Excerpted text:

==========

The Slow Death of American Defense

By Robert Kaplan

The bottom may be starting to fall out of the U.S. defense budget. I do not refer to numbers when I say this. I am not interested in numbers. I am only interested in public support for those numbers.

For decades since Pearl Harbor, the American public has firmly and quietly acquiesced to a robust military presence around the globe in defense of freedom. The Japanese attack on the U.S. Navy in Hawaii in 1941 shocked the public into the immediate need to defeat the Axis powers. Then the Cold War reigned for 44 years following World War II -- ignited in the public mind by the Korean War. Because Communism represented such a demonstrable ideological and geopolitical threat, even those who were ordinarily isolationist put aside their reservations and henceforth became committed to a big army, a big navy, and a big air force. True, after the Cold War there was an urge towards reduced defense budgets, manifested during the Clinton presidency. But 9/11 revealed that as but a brief interlude. The defense budget thus skyrocketed during the younger Bush administration.

But now the world is changing in a number of ways that do not obviously argue for such a robust defense. Notice, I used the word "obviously." Certainly, defense needs are pressing, but they are becoming so in a somewhat subtle and obscure way. Thus, the public is having a hard time being convinced.

For example, defense experts understand the importance of "presence" -- that is, having enough warships and fighter jets in a region to reinforce American diplomacy, reassure allies and deter possible adversaries such as the Chinese. But the public may ask: Well, if there is no obvious and direct threat to the United States, couldn't we reduce the numbers of those ships and planes a bit -- or more than a bit?

==========

Raw data:
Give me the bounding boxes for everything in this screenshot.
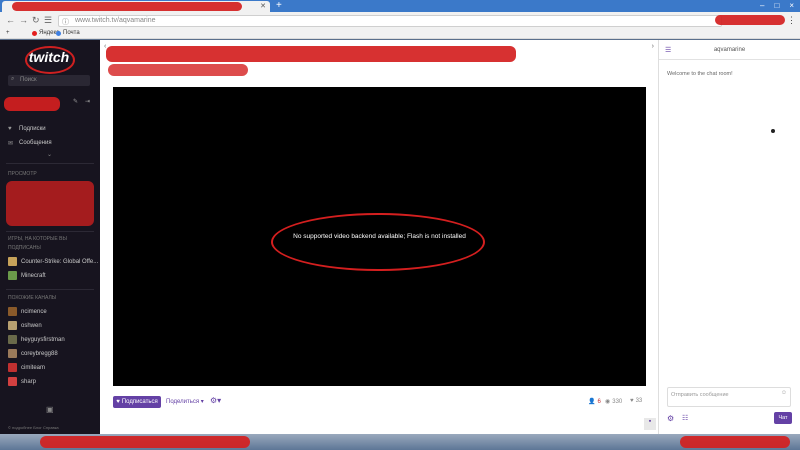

==========

Exercise aim:
Write out the piece on American defense word for word, starting with "For decades since" and going on through "younger Bush administration.".

Reply to the exercise:
For decades since Pearl Harbor, the American public has firmly and quietly acquiesced to a robust military presence around the globe in defense of freedom. The Japanese attack on the U.S. Navy in Hawaii in 1941 shocked the public into the immediate need to defeat the Axis powers. Then the Cold War reigned for 44 years following World War II -- ignited in the public mind by the Korean War. Because Communism represented such a demonstrable ideological and geopolitical threat, even those who were ordinarily isolationist put aside their reservations and henceforth became committed to a big army, a big navy, and a big air force. True, after the Cold War there was an urge towards reduced defense budgets, manifested during the Clinton presidency. But 9/11 revealed that as but a brief interlude. The defense budget thus skyrocketed during the younger Bush administration.